▶ TASK DIRECTIONS: Set out each line from the following listing that includes the word "swady".

(Dataset records)
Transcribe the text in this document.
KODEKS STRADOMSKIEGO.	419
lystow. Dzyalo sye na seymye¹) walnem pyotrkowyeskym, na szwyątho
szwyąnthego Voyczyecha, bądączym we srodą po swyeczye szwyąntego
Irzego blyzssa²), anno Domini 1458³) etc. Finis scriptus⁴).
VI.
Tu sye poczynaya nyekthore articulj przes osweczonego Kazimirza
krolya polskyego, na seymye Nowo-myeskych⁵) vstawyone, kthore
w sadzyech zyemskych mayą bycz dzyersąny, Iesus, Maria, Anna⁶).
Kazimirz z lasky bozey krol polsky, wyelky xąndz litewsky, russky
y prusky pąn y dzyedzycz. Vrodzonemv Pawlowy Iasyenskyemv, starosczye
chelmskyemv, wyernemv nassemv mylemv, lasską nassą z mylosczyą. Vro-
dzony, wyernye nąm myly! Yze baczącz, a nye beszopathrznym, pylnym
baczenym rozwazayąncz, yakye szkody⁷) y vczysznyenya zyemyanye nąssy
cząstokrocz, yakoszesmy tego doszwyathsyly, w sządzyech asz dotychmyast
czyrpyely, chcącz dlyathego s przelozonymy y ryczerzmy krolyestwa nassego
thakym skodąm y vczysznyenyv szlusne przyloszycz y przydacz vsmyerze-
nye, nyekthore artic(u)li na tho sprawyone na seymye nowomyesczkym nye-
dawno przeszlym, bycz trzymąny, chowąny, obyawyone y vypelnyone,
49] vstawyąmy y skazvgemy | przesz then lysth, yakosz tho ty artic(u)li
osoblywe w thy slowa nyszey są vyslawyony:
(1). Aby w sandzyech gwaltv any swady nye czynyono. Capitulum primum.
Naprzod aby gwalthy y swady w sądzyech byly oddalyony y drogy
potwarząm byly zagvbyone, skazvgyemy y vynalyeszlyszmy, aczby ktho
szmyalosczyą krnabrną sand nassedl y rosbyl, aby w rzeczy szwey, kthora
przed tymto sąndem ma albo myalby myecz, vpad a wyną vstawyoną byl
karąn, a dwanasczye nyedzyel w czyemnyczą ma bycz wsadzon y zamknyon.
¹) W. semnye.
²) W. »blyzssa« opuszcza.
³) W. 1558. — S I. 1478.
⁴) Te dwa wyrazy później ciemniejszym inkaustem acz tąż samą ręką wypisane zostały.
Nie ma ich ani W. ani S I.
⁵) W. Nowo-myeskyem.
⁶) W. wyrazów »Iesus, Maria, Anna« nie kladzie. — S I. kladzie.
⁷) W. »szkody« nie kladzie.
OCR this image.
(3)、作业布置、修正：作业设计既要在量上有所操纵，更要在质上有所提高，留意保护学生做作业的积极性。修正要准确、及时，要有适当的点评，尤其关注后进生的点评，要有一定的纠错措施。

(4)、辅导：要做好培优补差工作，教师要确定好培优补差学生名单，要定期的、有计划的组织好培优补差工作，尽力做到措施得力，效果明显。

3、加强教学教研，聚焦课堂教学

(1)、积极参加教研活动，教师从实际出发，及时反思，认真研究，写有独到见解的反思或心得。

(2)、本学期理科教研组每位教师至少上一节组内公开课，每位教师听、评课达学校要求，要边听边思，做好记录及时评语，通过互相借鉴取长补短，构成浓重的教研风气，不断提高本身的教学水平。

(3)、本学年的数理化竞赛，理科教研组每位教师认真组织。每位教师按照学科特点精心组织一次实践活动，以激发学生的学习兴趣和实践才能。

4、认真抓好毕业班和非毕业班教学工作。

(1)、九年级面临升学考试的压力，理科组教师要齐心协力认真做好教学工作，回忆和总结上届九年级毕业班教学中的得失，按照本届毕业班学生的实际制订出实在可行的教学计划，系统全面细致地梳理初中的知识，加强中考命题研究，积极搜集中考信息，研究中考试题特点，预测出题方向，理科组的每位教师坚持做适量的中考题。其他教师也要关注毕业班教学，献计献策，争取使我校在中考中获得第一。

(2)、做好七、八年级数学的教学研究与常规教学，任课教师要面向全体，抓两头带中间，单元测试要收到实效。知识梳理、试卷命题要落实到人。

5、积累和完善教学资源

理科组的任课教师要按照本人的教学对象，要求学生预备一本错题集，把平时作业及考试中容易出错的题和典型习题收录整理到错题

▶ ANSWER TO THIS EXERCISE:
(1). Aby w sandzyech gwaltv any swady nye czynyono. Capitulum primum.
Naprzod aby gwalthy y swady w sądzyech byly oddalyony y drogy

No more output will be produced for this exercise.